From the entries below, copy every line holding the word "HRNE".

• Given records:
——————

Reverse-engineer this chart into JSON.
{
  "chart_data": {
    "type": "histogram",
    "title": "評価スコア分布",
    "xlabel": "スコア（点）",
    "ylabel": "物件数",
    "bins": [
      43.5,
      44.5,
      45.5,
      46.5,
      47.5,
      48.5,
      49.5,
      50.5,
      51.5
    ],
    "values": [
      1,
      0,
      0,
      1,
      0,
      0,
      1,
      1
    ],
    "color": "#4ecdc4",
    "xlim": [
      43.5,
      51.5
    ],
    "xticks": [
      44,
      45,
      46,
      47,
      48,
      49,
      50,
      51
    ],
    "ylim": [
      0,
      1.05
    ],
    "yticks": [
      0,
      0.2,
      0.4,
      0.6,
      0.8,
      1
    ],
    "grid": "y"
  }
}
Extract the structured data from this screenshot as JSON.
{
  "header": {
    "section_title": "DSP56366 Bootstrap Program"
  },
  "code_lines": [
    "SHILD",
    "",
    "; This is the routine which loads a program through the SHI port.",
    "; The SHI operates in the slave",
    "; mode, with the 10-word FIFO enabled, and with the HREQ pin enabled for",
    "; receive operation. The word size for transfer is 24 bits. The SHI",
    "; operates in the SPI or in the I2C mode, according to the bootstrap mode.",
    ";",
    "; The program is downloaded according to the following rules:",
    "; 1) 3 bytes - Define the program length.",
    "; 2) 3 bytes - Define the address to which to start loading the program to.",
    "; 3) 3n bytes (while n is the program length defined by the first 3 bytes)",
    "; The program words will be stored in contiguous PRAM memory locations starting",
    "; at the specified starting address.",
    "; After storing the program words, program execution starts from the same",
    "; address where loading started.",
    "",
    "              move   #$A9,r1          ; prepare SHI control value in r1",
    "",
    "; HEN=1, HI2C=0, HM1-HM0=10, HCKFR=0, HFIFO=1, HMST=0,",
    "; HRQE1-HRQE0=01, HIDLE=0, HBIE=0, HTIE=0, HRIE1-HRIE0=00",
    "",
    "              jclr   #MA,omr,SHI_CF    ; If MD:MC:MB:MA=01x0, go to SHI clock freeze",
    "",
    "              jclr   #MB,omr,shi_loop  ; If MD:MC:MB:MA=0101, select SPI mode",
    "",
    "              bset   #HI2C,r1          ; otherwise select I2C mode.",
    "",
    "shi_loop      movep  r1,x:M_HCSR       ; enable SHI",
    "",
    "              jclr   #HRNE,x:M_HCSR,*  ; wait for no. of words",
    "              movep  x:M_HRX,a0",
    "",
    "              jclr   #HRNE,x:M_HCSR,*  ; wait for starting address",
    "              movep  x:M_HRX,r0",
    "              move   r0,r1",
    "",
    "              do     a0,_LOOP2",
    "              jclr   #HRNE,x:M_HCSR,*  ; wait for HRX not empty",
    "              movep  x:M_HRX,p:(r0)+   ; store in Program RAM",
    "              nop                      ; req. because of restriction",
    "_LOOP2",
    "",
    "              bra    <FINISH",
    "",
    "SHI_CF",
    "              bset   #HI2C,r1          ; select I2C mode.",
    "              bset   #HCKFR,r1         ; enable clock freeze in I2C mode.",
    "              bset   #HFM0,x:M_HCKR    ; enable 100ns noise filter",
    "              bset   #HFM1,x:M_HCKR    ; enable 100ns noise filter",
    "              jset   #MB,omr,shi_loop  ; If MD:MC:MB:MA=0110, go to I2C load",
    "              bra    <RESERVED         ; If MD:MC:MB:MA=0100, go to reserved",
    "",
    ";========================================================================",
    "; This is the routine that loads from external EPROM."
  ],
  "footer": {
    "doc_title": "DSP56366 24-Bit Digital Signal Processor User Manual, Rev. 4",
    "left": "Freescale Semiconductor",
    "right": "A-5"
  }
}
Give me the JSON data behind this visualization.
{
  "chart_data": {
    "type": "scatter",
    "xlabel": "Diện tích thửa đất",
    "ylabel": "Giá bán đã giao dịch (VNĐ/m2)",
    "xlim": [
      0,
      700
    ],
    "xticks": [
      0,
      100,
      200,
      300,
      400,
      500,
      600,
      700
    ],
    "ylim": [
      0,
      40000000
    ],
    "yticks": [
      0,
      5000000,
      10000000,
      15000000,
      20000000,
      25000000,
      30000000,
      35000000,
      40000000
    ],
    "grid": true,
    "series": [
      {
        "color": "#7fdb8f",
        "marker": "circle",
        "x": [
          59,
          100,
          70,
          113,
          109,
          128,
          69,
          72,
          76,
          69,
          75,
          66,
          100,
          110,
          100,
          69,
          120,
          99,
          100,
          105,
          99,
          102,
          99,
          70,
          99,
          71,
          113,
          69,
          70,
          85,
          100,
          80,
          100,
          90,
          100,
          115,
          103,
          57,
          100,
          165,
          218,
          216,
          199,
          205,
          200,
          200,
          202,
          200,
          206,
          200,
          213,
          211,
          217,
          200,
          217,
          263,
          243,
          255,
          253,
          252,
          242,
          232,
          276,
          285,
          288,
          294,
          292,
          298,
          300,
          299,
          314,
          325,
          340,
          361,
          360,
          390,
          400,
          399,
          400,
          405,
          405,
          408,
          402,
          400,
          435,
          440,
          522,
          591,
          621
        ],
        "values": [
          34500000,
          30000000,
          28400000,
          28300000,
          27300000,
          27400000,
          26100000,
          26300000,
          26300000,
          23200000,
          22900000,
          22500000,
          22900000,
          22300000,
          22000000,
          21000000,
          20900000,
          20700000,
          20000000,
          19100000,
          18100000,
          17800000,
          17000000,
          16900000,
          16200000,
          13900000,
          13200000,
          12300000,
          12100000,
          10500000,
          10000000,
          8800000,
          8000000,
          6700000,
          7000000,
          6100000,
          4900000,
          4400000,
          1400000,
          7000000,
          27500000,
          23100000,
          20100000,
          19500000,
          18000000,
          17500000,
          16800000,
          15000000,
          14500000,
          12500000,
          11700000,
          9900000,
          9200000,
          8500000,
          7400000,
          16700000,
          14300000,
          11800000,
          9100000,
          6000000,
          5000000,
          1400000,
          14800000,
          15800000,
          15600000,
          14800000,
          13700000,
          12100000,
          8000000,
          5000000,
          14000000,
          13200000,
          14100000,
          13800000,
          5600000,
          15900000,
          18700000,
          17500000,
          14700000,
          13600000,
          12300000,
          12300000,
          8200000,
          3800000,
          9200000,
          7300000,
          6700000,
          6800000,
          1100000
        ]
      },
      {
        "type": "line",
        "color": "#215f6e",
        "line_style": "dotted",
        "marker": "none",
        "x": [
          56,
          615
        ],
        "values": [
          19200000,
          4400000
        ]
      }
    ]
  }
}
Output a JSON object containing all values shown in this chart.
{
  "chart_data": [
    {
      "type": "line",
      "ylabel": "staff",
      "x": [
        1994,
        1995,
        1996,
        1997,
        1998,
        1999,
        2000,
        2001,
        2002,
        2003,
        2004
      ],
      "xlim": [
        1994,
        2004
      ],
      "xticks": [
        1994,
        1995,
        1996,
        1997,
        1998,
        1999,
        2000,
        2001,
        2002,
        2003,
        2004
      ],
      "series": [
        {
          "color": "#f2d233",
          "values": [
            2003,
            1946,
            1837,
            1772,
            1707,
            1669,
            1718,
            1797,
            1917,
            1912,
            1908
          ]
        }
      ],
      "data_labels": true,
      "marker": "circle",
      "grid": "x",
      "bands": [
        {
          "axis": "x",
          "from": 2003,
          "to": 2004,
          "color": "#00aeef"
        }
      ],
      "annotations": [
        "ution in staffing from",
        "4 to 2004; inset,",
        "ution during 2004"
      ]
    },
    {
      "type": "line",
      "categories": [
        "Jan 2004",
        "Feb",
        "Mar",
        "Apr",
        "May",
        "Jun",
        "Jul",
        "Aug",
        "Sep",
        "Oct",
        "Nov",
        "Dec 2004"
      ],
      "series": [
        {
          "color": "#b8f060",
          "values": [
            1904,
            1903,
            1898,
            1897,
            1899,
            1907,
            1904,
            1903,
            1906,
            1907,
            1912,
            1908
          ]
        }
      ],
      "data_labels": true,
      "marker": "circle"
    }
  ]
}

——————

• Response to this task:
    "              jclr   #HRNE,x:M_HCSR,*  ; wait for no. of words",
    "              jclr   #HRNE,x:M_HCSR,*  ; wait for starting address",
    "              jclr   #HRNE,x:M_HCSR,*  ; wait for HRX not empty",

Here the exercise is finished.